[Begin PROVIDED RECORDS]

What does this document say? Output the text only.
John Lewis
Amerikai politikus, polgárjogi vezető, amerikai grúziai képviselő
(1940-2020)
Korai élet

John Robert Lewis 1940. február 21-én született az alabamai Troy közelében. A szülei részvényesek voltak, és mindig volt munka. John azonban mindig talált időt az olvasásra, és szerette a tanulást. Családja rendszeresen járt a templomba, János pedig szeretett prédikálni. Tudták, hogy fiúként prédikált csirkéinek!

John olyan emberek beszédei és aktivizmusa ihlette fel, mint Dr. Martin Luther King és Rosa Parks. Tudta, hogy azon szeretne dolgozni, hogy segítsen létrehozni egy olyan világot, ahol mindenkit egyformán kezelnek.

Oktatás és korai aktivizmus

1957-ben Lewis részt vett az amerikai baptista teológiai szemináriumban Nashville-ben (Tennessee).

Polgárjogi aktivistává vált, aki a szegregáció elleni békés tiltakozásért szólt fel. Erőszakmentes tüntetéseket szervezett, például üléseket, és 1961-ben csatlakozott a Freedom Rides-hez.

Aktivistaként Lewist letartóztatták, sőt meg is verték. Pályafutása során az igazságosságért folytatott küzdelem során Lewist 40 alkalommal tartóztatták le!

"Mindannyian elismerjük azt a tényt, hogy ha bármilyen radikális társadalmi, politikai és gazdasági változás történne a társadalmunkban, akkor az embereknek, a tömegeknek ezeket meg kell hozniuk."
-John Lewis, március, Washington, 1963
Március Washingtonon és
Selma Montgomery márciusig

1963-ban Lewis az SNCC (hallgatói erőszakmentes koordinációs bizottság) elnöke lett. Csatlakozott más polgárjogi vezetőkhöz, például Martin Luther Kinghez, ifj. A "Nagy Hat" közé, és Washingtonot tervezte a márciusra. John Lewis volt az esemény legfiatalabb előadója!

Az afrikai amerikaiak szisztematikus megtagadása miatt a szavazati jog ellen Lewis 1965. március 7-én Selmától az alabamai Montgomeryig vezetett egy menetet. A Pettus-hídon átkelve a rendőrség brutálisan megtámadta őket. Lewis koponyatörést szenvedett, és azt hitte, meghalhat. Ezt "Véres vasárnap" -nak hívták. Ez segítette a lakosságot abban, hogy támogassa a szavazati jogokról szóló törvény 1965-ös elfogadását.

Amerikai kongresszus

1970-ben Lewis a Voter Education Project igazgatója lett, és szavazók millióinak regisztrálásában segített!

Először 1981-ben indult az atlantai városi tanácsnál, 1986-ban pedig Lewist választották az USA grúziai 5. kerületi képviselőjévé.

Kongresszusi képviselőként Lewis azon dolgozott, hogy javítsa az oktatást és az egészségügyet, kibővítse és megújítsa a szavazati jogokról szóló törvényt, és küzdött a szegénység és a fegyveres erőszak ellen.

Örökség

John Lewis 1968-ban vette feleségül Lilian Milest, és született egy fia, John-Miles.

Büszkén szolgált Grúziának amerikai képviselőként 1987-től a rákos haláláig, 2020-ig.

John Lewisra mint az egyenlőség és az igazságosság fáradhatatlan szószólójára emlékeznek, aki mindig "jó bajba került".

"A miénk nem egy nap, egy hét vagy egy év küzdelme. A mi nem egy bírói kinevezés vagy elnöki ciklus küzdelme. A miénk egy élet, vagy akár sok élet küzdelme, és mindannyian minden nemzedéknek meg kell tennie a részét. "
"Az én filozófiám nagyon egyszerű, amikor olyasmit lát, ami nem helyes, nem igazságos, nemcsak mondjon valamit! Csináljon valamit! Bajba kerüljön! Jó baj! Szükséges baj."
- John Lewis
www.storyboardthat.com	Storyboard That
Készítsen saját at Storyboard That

[End PROVIDED RECORDS]

● EXERCISE AIM: Pull every line containing "mindig" out of the data above.

● RESULT OF THE EXERCISE:
John Robert Lewis 1940. február 21-én született az alabamai Troy közelében. A szülei részvényesek voltak, és mindig volt munka. John azonban mindig talált időt az olvasásra, és szerette a tanulást. Családja rendszeresen járt a templomba, János pedig szeretett prédikálni. Tudták, hogy fiúként prédikált csirkéinek!
John Lewisra mint az egyenlőség és az igazságosság fáradhatatlan szószólójára emlékeznek, aki mindig "jó bajba került".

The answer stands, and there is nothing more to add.